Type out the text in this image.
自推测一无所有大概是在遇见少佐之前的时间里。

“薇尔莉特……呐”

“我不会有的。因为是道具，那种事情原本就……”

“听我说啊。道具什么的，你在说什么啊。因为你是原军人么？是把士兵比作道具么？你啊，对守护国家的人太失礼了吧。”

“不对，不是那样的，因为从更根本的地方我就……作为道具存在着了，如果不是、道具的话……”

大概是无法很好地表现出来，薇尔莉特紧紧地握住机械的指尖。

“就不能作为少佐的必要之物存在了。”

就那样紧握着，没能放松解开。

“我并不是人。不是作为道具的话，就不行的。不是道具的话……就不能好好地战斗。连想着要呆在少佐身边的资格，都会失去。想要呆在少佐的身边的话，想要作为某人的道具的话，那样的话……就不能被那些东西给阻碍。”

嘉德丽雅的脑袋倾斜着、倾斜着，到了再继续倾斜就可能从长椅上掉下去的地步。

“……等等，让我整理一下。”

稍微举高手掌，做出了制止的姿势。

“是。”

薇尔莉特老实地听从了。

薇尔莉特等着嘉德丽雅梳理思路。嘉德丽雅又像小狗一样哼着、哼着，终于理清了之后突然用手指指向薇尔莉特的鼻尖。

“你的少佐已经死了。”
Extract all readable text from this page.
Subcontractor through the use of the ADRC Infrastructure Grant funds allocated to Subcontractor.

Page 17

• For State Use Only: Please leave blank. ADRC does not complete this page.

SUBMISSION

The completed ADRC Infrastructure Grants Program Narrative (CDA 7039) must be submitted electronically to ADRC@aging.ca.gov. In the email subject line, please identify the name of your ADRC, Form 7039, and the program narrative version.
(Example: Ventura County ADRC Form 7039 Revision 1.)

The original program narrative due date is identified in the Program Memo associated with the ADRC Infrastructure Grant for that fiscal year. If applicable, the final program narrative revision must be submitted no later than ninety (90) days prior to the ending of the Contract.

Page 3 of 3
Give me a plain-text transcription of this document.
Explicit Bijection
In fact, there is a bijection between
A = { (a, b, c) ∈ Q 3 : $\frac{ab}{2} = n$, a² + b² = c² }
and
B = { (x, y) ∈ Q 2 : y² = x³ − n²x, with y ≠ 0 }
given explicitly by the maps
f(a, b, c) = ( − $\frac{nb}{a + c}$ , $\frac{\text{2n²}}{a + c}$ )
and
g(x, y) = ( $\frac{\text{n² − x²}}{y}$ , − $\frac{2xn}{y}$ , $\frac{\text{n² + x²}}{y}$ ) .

++++++++++++++++++++

▶ **Given exercise**:
Extract every entry in the listing word for word.

▶ **Exercise solution**:
Type out the text in this image.
自推测一无所有大概是在遇见少佐之前的时间里。

“薇尔莉特……呐”

“我不会有的。因为是道具，那种事情原本就……”

“听我说啊。道具什么的，你在说什么啊。因为你是原军人么？是把士兵比作道具么？你啊，对守护国家的人太失礼了吧。”

“不对，不是那样的，因为从更根本的地方我就……作为道具存在着了，如果不是、道具的话……”

大概是无法很好地表现出来，薇尔莉特紧紧地握住机械的指尖。

“就不能作为少佐的必要之物存在了。”

就那样紧握着，没能放松解开。

“我并不是人。不是作为道具的话，就不行的。不是道具的话……就不能好好地战斗。连想着要呆在少佐身边的资格，都会失去。想要呆在少佐的身边的话，想要作为某人的道具的话，那样的话……就不能被那些东西给阻碍。”

嘉德丽雅的脑袋倾斜着、倾斜着，到了再继续倾斜就可能从长椅上掉下去的地步。

“……等等，让我整理一下。”

稍微举高手掌，做出了制止的姿势。

“是。”

薇尔莉特老实地听从了。

薇尔莉特等着嘉德丽雅梳理思路。嘉德丽雅又像小狗一样哼着、哼着，终于理清了之后突然用手指指向薇尔莉特的鼻尖。

“你的少佐已经死了。”
Extract all readable text from this page.
Subcontractor through the use of the ADRC Infrastructure Grant funds allocated to Subcontractor.

Page 17

• For State Use Only: Please leave blank. ADRC does not complete this page.

SUBMISSION

The completed ADRC Infrastructure Grants Program Narrative (CDA 7039) must be submitted electronically to ADRC@aging.ca.gov. In the email subject line, please identify the name of your ADRC, Form 7039, and the program narrative version.
(Example: Ventura County ADRC Form 7039 Revision 1.)

The original program narrative due date is identified in the Program Memo associated with the ADRC Infrastructure Grant for that fiscal year. If applicable, the final program narrative revision must be submitted no later than ninety (90) days prior to the ending of the Contract.

Page 3 of 3
Give me a plain-text transcription of this document.
Explicit Bijection
In fact, there is a bijection between
A = { (a, b, c) ∈ Q 3 : $\frac{ab}{2} = n$, a² + b² = c² }
and
B = { (x, y) ∈ Q 2 : y² = x³ − n²x, with y ≠ 0 }
given explicitly by the maps
f(a, b, c) = ( − $\frac{nb}{a + c}$ , $\frac{\text{2n²}}{a + c}$ )
and
g(x, y) = ( $\frac{\text{n² − x²}}{y}$ , − $\frac{2xn}{y}$ , $\frac{\text{n² + x²}}{y}$ ) .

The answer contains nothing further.